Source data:
==*==
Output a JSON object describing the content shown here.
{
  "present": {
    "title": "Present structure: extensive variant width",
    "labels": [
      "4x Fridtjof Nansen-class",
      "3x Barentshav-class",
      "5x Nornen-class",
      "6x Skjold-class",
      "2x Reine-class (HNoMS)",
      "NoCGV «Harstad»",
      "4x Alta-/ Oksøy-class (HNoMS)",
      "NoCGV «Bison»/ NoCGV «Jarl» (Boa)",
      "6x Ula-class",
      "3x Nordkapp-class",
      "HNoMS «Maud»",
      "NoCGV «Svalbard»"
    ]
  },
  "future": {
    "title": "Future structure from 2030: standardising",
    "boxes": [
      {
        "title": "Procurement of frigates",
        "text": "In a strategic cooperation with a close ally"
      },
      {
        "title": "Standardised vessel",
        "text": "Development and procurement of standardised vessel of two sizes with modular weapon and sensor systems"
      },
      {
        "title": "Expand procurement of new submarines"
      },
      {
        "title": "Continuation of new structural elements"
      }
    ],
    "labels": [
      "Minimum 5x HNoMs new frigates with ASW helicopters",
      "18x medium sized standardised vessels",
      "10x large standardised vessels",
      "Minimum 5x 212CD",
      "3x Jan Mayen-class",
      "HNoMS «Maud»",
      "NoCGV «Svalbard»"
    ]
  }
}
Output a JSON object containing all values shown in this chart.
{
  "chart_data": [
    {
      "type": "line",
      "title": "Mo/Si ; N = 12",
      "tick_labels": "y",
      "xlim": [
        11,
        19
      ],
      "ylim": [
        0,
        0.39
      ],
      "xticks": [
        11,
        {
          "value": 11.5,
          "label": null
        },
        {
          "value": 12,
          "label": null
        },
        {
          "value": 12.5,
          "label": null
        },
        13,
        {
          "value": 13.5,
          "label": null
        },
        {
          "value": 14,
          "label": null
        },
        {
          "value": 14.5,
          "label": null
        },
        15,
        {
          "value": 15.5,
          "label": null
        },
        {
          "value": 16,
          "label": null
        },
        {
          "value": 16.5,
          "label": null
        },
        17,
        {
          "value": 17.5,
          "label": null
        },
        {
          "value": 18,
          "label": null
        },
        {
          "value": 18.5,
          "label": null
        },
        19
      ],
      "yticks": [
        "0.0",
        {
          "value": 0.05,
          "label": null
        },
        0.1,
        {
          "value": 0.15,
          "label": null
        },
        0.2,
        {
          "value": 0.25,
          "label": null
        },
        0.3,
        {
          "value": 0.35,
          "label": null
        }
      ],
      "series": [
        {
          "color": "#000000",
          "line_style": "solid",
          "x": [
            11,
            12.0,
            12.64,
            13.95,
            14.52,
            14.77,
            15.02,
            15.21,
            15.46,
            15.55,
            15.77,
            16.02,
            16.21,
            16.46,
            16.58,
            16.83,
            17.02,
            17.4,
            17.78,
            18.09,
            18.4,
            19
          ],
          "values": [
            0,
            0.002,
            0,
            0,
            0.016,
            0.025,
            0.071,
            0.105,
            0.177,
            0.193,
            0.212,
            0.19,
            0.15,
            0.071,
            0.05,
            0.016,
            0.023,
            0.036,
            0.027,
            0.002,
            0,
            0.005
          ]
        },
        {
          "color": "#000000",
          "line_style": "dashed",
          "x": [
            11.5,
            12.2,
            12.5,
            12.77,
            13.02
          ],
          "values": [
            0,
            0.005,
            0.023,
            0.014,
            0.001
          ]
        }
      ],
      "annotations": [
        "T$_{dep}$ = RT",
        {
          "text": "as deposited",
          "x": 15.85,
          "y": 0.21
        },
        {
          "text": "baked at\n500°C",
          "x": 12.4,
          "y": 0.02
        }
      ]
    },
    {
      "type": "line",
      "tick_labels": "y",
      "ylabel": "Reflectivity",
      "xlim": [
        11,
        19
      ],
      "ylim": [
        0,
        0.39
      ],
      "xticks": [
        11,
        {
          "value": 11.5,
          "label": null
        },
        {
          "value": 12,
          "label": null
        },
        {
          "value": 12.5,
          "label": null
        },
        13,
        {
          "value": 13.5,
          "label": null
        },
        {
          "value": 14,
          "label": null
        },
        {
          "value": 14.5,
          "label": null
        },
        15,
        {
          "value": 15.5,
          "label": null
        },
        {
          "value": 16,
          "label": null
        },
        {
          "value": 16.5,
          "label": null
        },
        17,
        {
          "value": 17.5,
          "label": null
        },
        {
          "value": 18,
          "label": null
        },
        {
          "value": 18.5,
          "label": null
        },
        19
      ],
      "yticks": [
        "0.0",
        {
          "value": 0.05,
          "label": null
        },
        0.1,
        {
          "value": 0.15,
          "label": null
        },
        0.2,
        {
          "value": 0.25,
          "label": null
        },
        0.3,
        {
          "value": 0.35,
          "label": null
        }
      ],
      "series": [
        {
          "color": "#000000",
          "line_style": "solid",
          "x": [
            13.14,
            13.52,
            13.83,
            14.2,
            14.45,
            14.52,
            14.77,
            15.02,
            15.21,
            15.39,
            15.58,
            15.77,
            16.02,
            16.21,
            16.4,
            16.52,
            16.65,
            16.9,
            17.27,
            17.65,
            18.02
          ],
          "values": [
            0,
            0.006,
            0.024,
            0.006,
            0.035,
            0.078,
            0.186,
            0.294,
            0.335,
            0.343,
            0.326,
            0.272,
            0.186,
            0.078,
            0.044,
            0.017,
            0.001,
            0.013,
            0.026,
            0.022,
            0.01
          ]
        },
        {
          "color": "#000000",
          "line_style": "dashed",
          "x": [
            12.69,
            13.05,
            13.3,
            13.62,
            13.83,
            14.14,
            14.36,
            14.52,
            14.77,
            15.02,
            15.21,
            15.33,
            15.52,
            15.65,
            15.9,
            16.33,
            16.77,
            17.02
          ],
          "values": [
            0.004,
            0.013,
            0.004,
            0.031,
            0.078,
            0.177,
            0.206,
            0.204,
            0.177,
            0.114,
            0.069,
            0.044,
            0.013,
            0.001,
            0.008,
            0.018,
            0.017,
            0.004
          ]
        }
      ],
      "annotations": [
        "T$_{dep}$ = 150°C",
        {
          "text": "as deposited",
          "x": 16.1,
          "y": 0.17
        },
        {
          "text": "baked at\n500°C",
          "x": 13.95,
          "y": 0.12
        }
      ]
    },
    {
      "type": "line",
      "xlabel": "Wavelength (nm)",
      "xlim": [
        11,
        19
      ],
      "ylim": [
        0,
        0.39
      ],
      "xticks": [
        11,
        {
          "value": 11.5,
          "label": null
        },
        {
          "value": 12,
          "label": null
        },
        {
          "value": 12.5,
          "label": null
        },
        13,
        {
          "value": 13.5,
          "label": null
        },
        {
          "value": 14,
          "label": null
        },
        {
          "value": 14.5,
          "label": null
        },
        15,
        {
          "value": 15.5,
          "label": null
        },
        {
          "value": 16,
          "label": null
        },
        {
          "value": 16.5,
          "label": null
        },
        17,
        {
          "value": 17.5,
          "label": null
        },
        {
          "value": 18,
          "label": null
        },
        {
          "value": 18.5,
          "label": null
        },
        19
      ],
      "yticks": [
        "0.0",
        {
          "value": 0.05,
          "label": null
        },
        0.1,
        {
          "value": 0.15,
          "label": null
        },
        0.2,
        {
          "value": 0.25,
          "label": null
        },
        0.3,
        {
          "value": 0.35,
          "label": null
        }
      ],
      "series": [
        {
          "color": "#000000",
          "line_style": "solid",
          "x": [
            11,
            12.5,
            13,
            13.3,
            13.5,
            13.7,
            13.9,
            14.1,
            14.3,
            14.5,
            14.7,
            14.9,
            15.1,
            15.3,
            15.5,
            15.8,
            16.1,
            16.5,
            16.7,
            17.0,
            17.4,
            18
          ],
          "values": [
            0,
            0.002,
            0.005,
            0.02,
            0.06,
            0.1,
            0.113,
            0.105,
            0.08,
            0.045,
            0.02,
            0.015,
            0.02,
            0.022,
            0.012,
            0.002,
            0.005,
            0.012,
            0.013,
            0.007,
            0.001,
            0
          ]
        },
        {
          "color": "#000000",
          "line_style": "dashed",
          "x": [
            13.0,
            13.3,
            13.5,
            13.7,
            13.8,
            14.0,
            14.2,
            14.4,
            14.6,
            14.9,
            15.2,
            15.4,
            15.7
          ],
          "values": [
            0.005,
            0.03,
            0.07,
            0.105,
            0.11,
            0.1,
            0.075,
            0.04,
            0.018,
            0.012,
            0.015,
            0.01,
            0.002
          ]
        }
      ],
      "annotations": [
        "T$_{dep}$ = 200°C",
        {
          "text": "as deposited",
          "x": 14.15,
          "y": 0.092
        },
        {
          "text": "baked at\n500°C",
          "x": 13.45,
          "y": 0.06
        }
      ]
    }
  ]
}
==*==
What this task involves:
In the listing, find every line with the word "vessels" and state how many there are, nothing more.

Response:
2